Given problem: Restate exactly, and only, the lines from the one with "Extract all readable text from this page." through the end of the data, with both of those end lines kept. Drop any pictures.

-- Start of Raw records --

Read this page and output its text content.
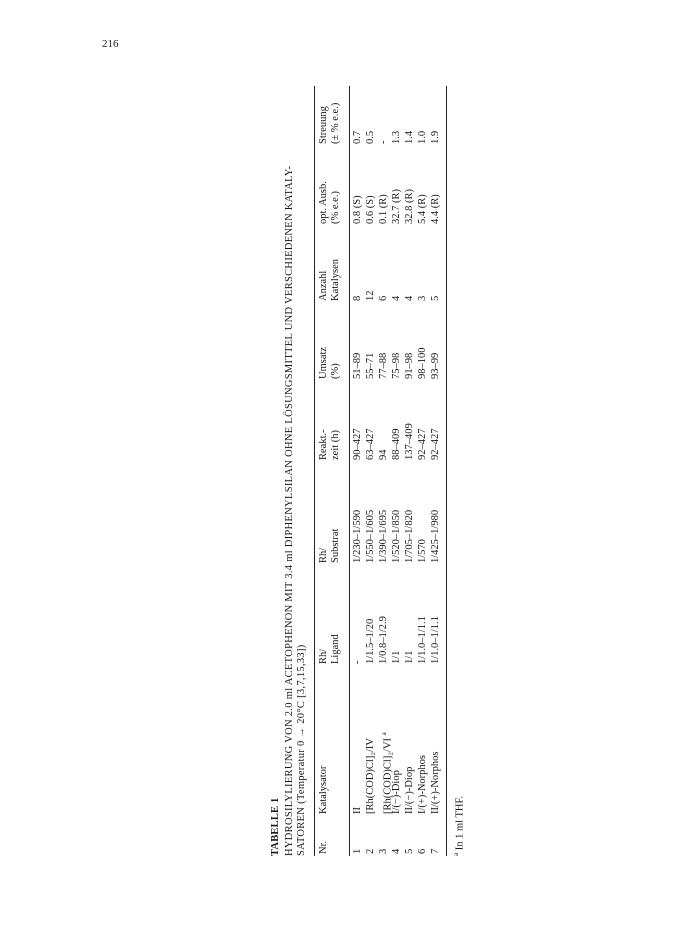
216
TABELLE 1 HYDROSILYLIERUNG VON 2.0 ml ACETOPHENON MIT 3.4 ml DIPHENYLSILAN OHNE LÖSUNGSMITTEL UND VERSCHIEDENEN KATALY- SATOREN (Temperatur 0 → 20°C [3,7,15,33]) Nr.
Katalysator
Rh/ Ligand
Rh/ Substrat
Reakt.- zeit (h)
Umsatz (%)
Anzahl Katalysen
opt. Ausb. (% e.e.)
Streuung (± % e.e.)
1
II
-
1/230–1/590
90–427
51–89
8
0.8 (S)
0.7
2
[Rh(COD)Cl]₂/IV
1/1.5–1/20
1/550–1/605
63–427
55–71
12
0.6 (S)
0.5
3
[Rh(COD)Cl]₂/VI $^a$
1/0.8–1/2.9
1/390–1/695
94
77–88
6
0.1 (R)
-
4
I/(−)-Diop
1/1
1/520–1/850
88–409
75–98
4
32.7 (R)
1.3
5
II/(−)-Diop
1/1
1/705–1/820
137–409
91–98
4
32.8 (R)
1.4
6
I/(+)-Norphos
1/1.0–1/1.1
1/570
92–427
98–100
3
5.4 (R)
1.0
7
II/(+)-Norphos
1/1.0–1/1.1
1/425–1/980
92–427
93–99
5
4.4 (R)
1.9
$^a$ In 1 ml THF.
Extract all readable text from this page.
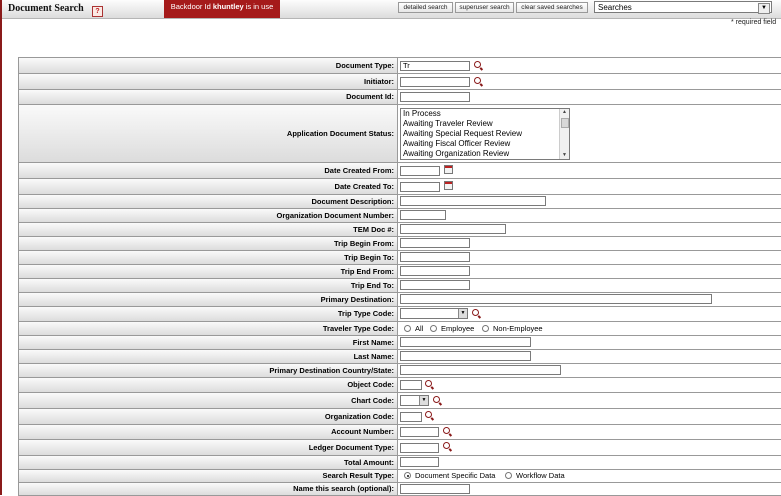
Document Search	?
Backdoor Id khuntley is in use	detailed search	superuser search	clear saved searches	Searches	▼
* required field
Document Type:	Tr
Initiator:
Document Id:
Application Document Status:
In Process
Awaiting Traveler Review
Awaiting Special Request Review
Awaiting Fiscal Officer Review
Awaiting Organization Review
▲
▼
Date Created From:
Date Created To:
Document Description:
Organization Document Number:
TEM Doc #:
Trip Begin From:
Trip Begin To:
Trip End From:
Trip End To:
Primary Destination:
Trip Type Code:	▼
Traveler Type Code:	All Employee Non-Employee
First Name:
Last Name:
Primary Destination Country/State:
Object Code:
Chart Code:	▼
Organization Code:
Account Number:
Ledger Document Type:
Total Amount:
Search Result Type:	Document Specific Data	Workflow Data
Name this search (optional):
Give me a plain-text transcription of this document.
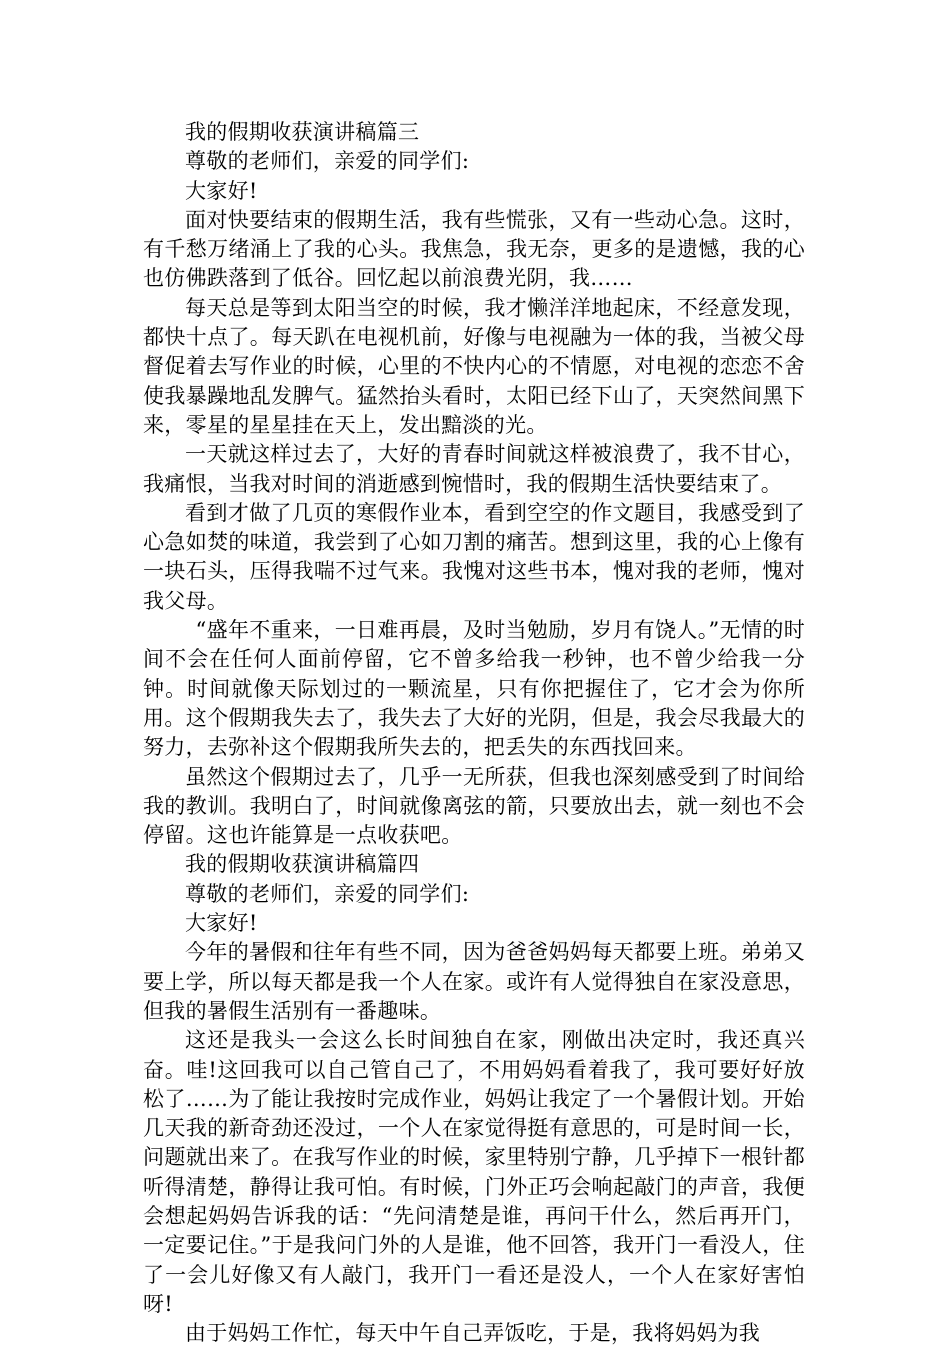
我的假期收获演讲稿篇三

尊敬的老师们，亲爱的同学们:

大家好!

面对快要结束的假期生活，我有些慌张，又有一些动心急。这时，有千愁万绪涌上了我的心头。我焦急，我无奈，更多的是遗憾，我的心也仿佛跌落到了低谷。回忆起以前浪费光阴，我……

每天总是等到太阳当空的时候，我才懒洋洋地起床，不经意发现，都快十点了。每天趴在电视机前，好像与电视融为一体的我，当被父母督促着去写作业的时候，心里的不快内心的不情愿，对电视的恋恋不舍使我暴躁地乱发脾气。猛然抬头看时，太阳已经下山了，天突然间黑下来，零星的星星挂在天上，发出黯淡的光。

一天就这样过去了，大好的青春时间就这样被浪费了，我不甘心，我痛恨，当我对时间的消逝感到惋惜时，我的假期生活快要结束了。

看到才做了几页的寒假作业本，看到空空的作文题目，我感受到了心急如焚的味道，我尝到了心如刀割的痛苦。想到这里，我的心上像有一块石头，压得我喘不过气来。我愧对这些书本，愧对我的老师，愧对我父母。

“盛年不重来，一日难再晨，及时当勉励，岁月有饶人。”无情的时间不会在任何人面前停留，它不曾多给我一秒钟，也不曾少给我一分钟。时间就像天际划过的一颗流星，只有你把握住了，它才会为你所用。这个假期我失去了，我失去了大好的光阴，但是，我会尽我最大的努力，去弥补这个假期我所失去的，把丢失的东西找回来。

虽然这个假期过去了，几乎一无所获，但我也深刻感受到了时间给我的教训。我明白了，时间就像离弦的箭，只要放出去，就一刻也不会停留。这也许能算是一点收获吧。

我的假期收获演讲稿篇四

尊敬的老师们，亲爱的同学们:

大家好!

今年的暑假和往年有些不同，因为爸爸妈妈每天都要上班。弟弟又要上学，所以每天都是我一个人在家。或许有人觉得独自在家没意思，但我的暑假生活别有一番趣味。

这还是我头一会这么长时间独自在家，刚做出决定时，我还真兴奋。哇!这回我可以自己管自己了，不用妈妈看着我了，我可要好好放松了……为了能让我按时完成作业，妈妈让我定了一个暑假计划。开始几天我的新奇劲还没过，一个人在家觉得挺有意思的，可是时间一长，问题就出来了。在我写作业的时候，家里特别宁静，几乎掉下一根针都听得清楚，静得让我可怕。有时候，门外正巧会响起敲门的声音，我便会想起妈妈告诉我的话：“先问清楚是谁，再问干什么，然后再开门，一定要记住。”于是我问门外的人是谁，他不回答，我开门一看没人，住了一会儿好像又有人敲门，我开门一看还是没人，一个人在家好害怕呀!

由于妈妈工作忙，每天中午自己弄饭吃，于是，我将妈妈为我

-- End of Raw records --

Exercise solution:
Extract all readable text from this page.
Document Search	?
Backdoor Id khuntley is in use	detailed search	superuser search	clear saved searches	Searches	▼
* required field
Document Type:	Tr
Initiator:
Document Id:
Application Document Status:
In Process
Awaiting Traveler Review
Awaiting Special Request Review
Awaiting Fiscal Officer Review
Awaiting Organization Review
▲
▼
Date Created From:
Date Created To:
Document Description:
Organization Document Number:
TEM Doc #:
Trip Begin From:
Trip Begin To:
Trip End From:
Trip End To:
Primary Destination:
Trip Type Code:	▼
Traveler Type Code:	All Employee Non-Employee
First Name:
Last Name:
Primary Destination Country/State:
Object Code:
Chart Code:	▼
Organization Code:
Account Number:
Ledger Document Type:
Total Amount:
Search Result Type:	Document Specific Data	Workflow Data
Name this search (optional):
Give me a plain-text transcription of this document.
我的假期收获演讲稿篇三

尊敬的老师们，亲爱的同学们:

大家好!

面对快要结束的假期生活，我有些慌张，又有一些动心急。这时，有千愁万绪涌上了我的心头。我焦急，我无奈，更多的是遗憾，我的心也仿佛跌落到了低谷。回忆起以前浪费光阴，我……

每天总是等到太阳当空的时候，我才懒洋洋地起床，不经意发现，都快十点了。每天趴在电视机前，好像与电视融为一体的我，当被父母督促着去写作业的时候，心里的不快内心的不情愿，对电视的恋恋不舍使我暴躁地乱发脾气。猛然抬头看时，太阳已经下山了，天突然间黑下来，零星的星星挂在天上，发出黯淡的光。

一天就这样过去了，大好的青春时间就这样被浪费了，我不甘心，我痛恨，当我对时间的消逝感到惋惜时，我的假期生活快要结束了。

看到才做了几页的寒假作业本，看到空空的作文题目，我感受到了心急如焚的味道，我尝到了心如刀割的痛苦。想到这里，我的心上像有一块石头，压得我喘不过气来。我愧对这些书本，愧对我的老师，愧对我父母。

“盛年不重来，一日难再晨，及时当勉励，岁月有饶人。”无情的时间不会在任何人面前停留，它不曾多给我一秒钟，也不曾少给我一分钟。时间就像天际划过的一颗流星，只有你把握住了，它才会为你所用。这个假期我失去了，我失去了大好的光阴，但是，我会尽我最大的努力，去弥补这个假期我所失去的，把丢失的东西找回来。

虽然这个假期过去了，几乎一无所获，但我也深刻感受到了时间给我的教训。我明白了，时间就像离弦的箭，只要放出去，就一刻也不会停留。这也许能算是一点收获吧。

我的假期收获演讲稿篇四

尊敬的老师们，亲爱的同学们:

大家好!

今年的暑假和往年有些不同，因为爸爸妈妈每天都要上班。弟弟又要上学，所以每天都是我一个人在家。或许有人觉得独自在家没意思，但我的暑假生活别有一番趣味。

这还是我头一会这么长时间独自在家，刚做出决定时，我还真兴奋。哇!这回我可以自己管自己了，不用妈妈看着我了，我可要好好放松了……为了能让我按时完成作业，妈妈让我定了一个暑假计划。开始几天我的新奇劲还没过，一个人在家觉得挺有意思的，可是时间一长，问题就出来了。在我写作业的时候，家里特别宁静，几乎掉下一根针都听得清楚，静得让我可怕。有时候，门外正巧会响起敲门的声音，我便会想起妈妈告诉我的话：“先问清楚是谁，再问干什么，然后再开门，一定要记住。”于是我问门外的人是谁，他不回答，我开门一看没人，住了一会儿好像又有人敲门，我开门一看还是没人，一个人在家好害怕呀!

由于妈妈工作忙，每天中午自己弄饭吃，于是，我将妈妈为我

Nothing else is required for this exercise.